INSTRUCTION
Reproduce only this part of the listing: the line with "Output the text content of this document.", plus every line after it through the last.

INPUT MATERIAL
* Start *

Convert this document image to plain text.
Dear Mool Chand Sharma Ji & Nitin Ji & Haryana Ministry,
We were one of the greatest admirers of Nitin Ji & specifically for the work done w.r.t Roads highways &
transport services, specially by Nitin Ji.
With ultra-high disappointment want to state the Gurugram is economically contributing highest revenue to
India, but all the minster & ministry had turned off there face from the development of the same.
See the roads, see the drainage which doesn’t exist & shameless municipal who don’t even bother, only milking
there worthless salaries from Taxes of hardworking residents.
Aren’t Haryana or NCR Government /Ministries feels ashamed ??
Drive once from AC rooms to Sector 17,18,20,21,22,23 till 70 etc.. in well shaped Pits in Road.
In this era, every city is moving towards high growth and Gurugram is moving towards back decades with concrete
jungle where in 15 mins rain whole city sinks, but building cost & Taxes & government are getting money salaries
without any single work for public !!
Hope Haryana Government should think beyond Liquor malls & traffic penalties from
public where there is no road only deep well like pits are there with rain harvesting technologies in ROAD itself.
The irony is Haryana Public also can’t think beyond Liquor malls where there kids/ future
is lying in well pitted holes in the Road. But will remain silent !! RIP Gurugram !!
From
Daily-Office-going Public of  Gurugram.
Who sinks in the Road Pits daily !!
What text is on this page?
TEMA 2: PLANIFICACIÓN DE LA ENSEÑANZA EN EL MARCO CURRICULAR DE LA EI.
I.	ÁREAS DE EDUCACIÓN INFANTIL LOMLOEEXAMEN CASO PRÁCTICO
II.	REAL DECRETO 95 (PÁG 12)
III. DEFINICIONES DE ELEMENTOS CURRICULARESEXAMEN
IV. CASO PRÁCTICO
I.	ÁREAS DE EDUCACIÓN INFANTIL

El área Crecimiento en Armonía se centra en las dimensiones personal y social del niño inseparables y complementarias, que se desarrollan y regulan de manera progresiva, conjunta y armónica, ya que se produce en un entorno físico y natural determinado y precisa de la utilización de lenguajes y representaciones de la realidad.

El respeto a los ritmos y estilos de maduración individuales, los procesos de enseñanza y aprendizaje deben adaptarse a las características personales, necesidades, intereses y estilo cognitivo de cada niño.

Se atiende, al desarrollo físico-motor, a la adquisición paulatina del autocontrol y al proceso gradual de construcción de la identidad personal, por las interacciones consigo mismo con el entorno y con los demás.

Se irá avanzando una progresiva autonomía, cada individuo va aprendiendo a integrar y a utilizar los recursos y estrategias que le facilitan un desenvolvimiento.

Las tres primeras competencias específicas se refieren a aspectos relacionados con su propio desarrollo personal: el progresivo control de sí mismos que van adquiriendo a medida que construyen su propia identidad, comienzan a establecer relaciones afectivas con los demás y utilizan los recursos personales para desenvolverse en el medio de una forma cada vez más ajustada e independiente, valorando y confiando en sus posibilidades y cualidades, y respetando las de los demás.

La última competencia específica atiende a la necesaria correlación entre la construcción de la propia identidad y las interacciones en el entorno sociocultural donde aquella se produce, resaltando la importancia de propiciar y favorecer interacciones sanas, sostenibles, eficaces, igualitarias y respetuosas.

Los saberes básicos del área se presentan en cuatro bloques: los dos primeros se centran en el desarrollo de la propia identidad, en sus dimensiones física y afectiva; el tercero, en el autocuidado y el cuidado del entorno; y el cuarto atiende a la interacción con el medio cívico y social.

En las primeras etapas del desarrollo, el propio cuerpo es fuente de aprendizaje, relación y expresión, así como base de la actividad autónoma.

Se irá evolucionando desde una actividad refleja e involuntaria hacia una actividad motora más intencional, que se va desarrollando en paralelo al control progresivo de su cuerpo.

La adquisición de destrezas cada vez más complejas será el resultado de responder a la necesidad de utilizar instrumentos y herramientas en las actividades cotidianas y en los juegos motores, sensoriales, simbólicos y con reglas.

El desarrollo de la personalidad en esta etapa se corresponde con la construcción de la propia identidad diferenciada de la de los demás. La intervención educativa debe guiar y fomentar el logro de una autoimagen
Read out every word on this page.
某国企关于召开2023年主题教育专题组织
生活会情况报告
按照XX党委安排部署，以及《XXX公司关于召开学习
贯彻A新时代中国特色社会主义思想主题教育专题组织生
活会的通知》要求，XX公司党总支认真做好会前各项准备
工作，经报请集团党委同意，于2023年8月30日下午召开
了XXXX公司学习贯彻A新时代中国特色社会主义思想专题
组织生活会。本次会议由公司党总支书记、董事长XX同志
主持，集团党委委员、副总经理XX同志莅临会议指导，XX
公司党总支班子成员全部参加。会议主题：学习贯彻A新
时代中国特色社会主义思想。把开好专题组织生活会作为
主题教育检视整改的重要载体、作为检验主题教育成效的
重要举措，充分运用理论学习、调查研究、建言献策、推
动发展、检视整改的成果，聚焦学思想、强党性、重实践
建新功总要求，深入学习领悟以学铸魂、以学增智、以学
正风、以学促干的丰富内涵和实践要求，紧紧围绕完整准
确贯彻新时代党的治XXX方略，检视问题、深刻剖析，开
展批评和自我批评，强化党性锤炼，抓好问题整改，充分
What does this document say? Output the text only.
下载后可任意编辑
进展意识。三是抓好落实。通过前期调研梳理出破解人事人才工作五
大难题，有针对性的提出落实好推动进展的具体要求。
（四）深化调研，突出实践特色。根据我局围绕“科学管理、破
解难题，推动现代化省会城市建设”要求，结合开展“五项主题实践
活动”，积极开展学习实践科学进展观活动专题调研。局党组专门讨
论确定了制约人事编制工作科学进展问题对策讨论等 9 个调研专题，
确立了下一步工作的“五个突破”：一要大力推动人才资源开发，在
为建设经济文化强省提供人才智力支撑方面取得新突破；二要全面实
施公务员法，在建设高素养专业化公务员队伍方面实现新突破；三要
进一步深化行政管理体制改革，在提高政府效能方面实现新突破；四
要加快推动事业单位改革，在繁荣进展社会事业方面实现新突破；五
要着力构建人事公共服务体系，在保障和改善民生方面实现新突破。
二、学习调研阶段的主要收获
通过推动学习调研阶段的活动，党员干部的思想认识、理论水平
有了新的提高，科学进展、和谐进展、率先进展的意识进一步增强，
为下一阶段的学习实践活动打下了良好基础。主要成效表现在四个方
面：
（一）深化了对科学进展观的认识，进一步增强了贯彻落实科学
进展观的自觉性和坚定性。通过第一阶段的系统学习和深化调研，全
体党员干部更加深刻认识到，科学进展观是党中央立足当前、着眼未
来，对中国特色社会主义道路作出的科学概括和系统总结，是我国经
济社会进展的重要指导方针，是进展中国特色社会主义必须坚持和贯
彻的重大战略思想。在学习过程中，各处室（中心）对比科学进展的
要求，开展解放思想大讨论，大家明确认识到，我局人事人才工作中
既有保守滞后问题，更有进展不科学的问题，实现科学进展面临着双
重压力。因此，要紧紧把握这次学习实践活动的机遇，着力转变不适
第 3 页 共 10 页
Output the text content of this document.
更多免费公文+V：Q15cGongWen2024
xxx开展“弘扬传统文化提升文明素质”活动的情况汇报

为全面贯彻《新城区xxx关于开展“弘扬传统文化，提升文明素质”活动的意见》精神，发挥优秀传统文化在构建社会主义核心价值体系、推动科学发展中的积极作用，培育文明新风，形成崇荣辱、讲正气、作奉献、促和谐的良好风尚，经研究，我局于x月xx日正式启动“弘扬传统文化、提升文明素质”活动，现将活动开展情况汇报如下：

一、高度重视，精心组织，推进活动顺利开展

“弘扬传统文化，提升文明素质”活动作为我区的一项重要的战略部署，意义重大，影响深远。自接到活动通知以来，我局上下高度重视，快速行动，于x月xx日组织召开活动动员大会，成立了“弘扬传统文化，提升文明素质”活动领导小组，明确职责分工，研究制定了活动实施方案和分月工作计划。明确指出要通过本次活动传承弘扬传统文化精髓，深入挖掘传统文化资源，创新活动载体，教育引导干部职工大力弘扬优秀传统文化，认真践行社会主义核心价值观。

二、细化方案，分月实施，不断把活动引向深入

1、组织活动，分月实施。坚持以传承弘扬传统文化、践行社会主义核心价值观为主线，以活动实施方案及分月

* End *

WRITTEN RESPONSE
Output the text content of this document.
更多免费公文+V：Q15cGongWen2024
xxx开展“弘扬传统文化提升文明素质”活动的情况汇报

为全面贯彻《新城区xxx关于开展“弘扬传统文化，提升文明素质”活动的意见》精神，发挥优秀传统文化在构建社会主义核心价值体系、推动科学发展中的积极作用，培育文明新风，形成崇荣辱、讲正气、作奉献、促和谐的良好风尚，经研究，我局于x月xx日正式启动“弘扬传统文化、提升文明素质”活动，现将活动开展情况汇报如下：

一、高度重视，精心组织，推进活动顺利开展

“弘扬传统文化，提升文明素质”活动作为我区的一项重要的战略部署，意义重大，影响深远。自接到活动通知以来，我局上下高度重视，快速行动，于x月xx日组织召开活动动员大会，成立了“弘扬传统文化，提升文明素质”活动领导小组，明确职责分工，研究制定了活动实施方案和分月工作计划。明确指出要通过本次活动传承弘扬传统文化精髓，深入挖掘传统文化资源，创新活动载体，教育引导干部职工大力弘扬优秀传统文化，认真践行社会主义核心价值观。

二、细化方案，分月实施，不断把活动引向深入

1、组织活动，分月实施。坚持以传承弘扬传统文化、践行社会主义核心价值观为主线，以活动实施方案及分月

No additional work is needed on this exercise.